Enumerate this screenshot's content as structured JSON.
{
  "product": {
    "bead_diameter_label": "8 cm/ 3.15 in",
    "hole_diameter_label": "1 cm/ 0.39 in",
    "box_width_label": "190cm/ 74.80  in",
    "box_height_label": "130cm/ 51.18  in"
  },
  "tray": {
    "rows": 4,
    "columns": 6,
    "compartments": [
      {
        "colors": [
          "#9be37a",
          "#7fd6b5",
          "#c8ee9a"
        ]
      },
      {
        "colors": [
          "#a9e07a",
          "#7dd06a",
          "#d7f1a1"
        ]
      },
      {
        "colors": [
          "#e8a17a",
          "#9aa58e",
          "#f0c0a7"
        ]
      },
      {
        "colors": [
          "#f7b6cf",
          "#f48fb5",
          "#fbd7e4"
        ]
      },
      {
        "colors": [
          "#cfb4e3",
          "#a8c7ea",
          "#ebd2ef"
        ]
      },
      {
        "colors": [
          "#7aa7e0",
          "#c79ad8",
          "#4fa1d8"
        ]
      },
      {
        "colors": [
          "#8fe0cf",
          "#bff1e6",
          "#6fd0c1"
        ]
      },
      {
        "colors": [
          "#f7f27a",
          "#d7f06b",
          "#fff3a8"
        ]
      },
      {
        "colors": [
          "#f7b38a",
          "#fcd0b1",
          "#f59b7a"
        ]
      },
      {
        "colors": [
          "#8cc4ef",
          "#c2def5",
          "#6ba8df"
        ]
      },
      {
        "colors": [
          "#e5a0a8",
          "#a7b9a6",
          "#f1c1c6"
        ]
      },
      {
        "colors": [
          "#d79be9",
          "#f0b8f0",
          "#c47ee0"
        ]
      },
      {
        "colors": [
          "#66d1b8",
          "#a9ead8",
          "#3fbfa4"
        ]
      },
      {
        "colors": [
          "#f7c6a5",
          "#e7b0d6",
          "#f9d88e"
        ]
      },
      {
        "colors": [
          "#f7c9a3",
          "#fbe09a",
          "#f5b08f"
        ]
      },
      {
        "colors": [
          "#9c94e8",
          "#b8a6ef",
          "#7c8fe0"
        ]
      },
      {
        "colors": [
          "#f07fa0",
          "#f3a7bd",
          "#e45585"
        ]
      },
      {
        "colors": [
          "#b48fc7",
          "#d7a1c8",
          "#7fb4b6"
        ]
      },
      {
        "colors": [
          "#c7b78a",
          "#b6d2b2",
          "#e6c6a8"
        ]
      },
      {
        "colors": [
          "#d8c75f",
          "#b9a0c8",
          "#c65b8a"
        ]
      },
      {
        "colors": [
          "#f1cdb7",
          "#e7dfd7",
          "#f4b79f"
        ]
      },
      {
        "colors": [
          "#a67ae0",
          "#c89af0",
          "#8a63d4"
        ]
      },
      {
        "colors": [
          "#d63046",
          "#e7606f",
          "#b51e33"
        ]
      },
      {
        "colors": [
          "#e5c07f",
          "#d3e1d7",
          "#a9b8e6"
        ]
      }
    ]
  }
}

# # # # # # #

*What you should do*:
Output the full listing without altering anything.

*Output*:
Enumerate this screenshot's content as structured JSON.
{
  "product": {
    "bead_diameter_label": "8 cm/ 3.15 in",
    "hole_diameter_label": "1 cm/ 0.39 in",
    "box_width_label": "190cm/ 74.80  in",
    "box_height_label": "130cm/ 51.18  in"
  },
  "tray": {
    "rows": 4,
    "columns": 6,
    "compartments": [
      {
        "colors": [
          "#9be37a",
          "#7fd6b5",
          "#c8ee9a"
        ]
      },
      {
        "colors": [
          "#a9e07a",
          "#7dd06a",
          "#d7f1a1"
        ]
      },
      {
        "colors": [
          "#e8a17a",
          "#9aa58e",
          "#f0c0a7"
        ]
      },
      {
        "colors": [
          "#f7b6cf",
          "#f48fb5",
          "#fbd7e4"
        ]
      },
      {
        "colors": [
          "#cfb4e3",
          "#a8c7ea",
          "#ebd2ef"
        ]
      },
      {
        "colors": [
          "#7aa7e0",
          "#c79ad8",
          "#4fa1d8"
        ]
      },
      {
        "colors": [
          "#8fe0cf",
          "#bff1e6",
          "#6fd0c1"
        ]
      },
      {
        "colors": [
          "#f7f27a",
          "#d7f06b",
          "#fff3a8"
        ]
      },
      {
        "colors": [
          "#f7b38a",
          "#fcd0b1",
          "#f59b7a"
        ]
      },
      {
        "colors": [
          "#8cc4ef",
          "#c2def5",
          "#6ba8df"
        ]
      },
      {
        "colors": [
          "#e5a0a8",
          "#a7b9a6",
          "#f1c1c6"
        ]
      },
      {
        "colors": [
          "#d79be9",
          "#f0b8f0",
          "#c47ee0"
        ]
      },
      {
        "colors": [
          "#66d1b8",
          "#a9ead8",
          "#3fbfa4"
        ]
      },
      {
        "colors": [
          "#f7c6a5",
          "#e7b0d6",
          "#f9d88e"
        ]
      },
      {
        "colors": [
          "#f7c9a3",
          "#fbe09a",
          "#f5b08f"
        ]
      },
      {
        "colors": [
          "#9c94e8",
          "#b8a6ef",
          "#7c8fe0"
        ]
      },
      {
        "colors": [
          "#f07fa0",
          "#f3a7bd",
          "#e45585"
        ]
      },
      {
        "colors": [
          "#b48fc7",
          "#d7a1c8",
          "#7fb4b6"
        ]
      },
      {
        "colors": [
          "#c7b78a",
          "#b6d2b2",
          "#e6c6a8"
        ]
      },
      {
        "colors": [
          "#d8c75f",
          "#b9a0c8",
          "#c65b8a"
        ]
      },
      {
        "colors": [
          "#f1cdb7",
          "#e7dfd7",
          "#f4b79f"
        ]
      },
      {
        "colors": [
          "#a67ae0",
          "#c89af0",
          "#8a63d4"
        ]
      },
      {
        "colors": [
          "#d63046",
          "#e7606f",
          "#b51e33"
        ]
      },
      {
        "colors": [
          "#e5c07f",
          "#d3e1d7",
          "#a9b8e6"
        ]
      }
    ]
  }
}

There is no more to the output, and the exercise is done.